▶ **TASK TO COMPLETE**:
Among the lines below, count those with "后期版本完善". Give the total alone.

▶ **PROVIDED DATA**:

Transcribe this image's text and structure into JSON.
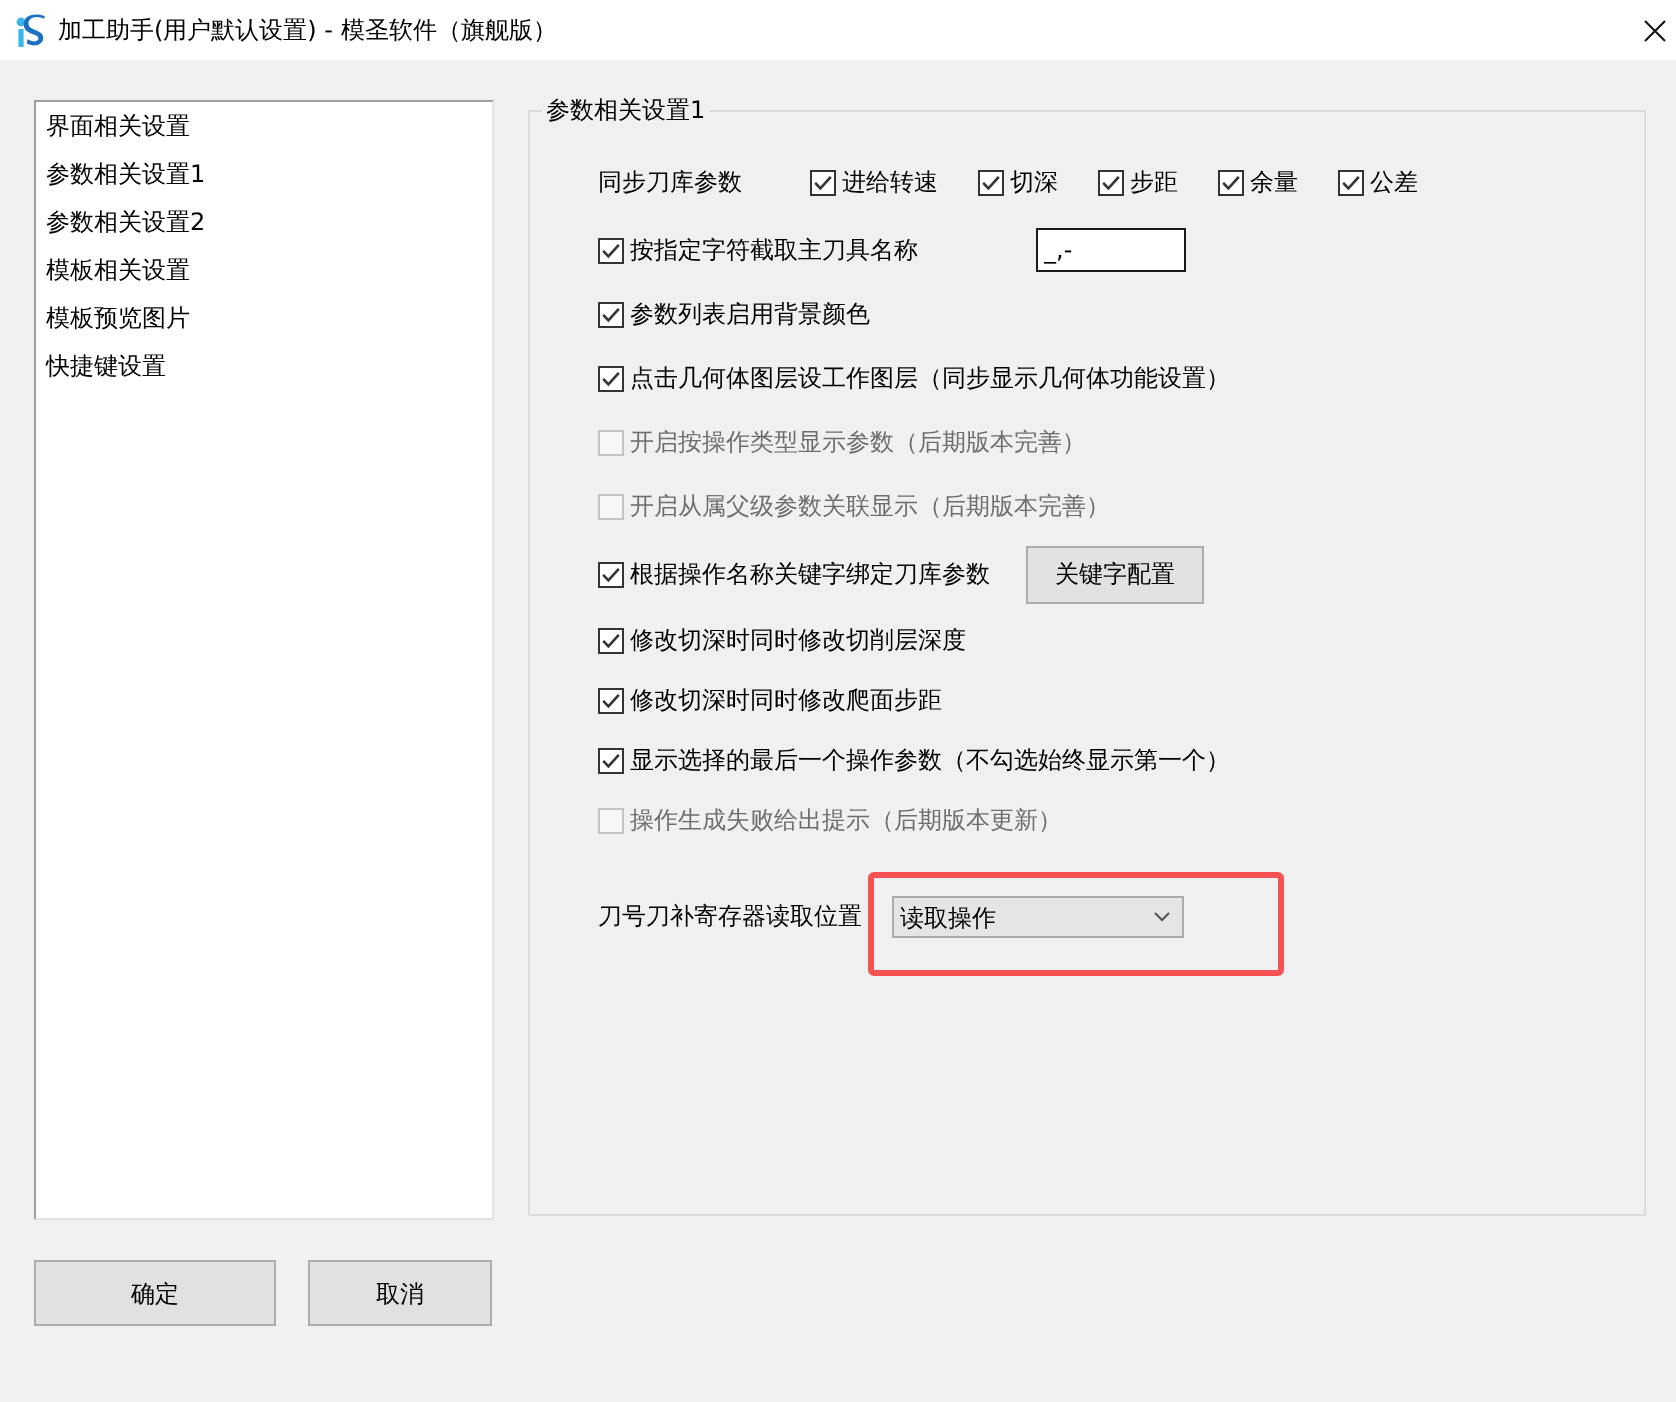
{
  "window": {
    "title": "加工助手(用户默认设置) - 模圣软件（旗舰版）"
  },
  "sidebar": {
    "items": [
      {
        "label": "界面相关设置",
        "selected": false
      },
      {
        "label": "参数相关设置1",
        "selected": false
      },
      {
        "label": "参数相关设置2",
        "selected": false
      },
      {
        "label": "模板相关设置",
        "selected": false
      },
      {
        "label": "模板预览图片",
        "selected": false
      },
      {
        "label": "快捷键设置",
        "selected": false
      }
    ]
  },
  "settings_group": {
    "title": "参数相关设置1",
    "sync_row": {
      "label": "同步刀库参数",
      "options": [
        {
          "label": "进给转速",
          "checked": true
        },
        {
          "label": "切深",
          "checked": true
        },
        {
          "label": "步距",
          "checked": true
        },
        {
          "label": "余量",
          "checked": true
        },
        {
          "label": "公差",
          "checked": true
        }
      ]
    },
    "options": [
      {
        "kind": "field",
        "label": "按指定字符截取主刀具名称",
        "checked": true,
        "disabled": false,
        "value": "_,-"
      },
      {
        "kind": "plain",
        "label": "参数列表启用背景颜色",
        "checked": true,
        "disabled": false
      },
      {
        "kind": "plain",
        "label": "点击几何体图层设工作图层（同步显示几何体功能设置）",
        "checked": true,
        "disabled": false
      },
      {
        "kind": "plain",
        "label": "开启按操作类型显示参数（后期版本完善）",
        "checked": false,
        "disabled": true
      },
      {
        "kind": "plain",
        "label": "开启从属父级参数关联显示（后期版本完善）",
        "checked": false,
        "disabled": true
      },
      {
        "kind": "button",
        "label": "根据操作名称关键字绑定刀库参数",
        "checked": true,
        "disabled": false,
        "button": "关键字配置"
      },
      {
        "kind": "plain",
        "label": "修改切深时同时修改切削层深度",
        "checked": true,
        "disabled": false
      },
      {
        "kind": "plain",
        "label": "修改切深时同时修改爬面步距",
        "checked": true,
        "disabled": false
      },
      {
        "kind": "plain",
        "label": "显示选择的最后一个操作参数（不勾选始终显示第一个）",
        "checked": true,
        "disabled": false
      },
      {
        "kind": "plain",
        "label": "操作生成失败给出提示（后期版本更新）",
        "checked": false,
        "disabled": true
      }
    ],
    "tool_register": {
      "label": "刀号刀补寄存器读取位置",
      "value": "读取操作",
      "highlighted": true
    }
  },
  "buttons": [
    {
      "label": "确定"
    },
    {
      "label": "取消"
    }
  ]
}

---

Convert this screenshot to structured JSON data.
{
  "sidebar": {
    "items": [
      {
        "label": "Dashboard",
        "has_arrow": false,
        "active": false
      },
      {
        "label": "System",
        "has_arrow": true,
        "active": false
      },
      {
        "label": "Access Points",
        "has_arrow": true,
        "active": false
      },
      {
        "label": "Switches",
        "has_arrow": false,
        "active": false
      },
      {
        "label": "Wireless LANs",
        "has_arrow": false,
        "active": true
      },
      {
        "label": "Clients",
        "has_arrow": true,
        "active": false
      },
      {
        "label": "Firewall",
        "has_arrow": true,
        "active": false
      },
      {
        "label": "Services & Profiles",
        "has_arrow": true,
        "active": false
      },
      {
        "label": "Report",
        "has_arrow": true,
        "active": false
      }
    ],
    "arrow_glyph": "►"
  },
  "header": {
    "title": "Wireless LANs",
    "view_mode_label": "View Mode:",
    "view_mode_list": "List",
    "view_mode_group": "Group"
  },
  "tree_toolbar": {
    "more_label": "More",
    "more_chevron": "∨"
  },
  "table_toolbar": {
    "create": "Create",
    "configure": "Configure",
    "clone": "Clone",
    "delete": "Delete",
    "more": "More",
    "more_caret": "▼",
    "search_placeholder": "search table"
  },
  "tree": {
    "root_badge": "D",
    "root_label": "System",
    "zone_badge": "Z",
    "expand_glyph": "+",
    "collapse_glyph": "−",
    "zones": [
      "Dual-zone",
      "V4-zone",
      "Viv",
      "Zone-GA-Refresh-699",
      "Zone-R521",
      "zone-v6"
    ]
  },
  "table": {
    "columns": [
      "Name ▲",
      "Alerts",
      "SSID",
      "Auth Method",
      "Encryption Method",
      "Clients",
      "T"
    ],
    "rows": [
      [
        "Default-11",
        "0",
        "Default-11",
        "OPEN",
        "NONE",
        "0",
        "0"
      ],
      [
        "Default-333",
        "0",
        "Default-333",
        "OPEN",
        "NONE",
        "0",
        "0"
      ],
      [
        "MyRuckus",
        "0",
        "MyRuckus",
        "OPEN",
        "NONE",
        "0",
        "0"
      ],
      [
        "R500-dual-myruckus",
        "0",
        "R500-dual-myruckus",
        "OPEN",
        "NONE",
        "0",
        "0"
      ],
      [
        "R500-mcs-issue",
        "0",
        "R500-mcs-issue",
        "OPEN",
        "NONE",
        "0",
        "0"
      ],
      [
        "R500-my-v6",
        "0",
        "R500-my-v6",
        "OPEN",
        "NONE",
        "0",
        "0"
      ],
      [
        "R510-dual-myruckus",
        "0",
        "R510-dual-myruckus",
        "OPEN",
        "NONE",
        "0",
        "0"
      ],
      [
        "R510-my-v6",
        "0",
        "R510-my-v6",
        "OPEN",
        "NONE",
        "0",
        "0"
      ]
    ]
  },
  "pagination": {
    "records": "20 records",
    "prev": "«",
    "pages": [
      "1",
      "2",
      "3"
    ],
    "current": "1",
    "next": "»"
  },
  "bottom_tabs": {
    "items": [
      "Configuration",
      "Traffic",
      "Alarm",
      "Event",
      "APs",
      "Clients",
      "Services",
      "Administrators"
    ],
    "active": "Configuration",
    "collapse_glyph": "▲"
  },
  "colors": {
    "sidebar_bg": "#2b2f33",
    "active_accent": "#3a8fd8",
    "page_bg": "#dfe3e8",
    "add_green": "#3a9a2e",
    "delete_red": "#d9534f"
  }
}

▶ **WRITTEN RESPONSE**:
2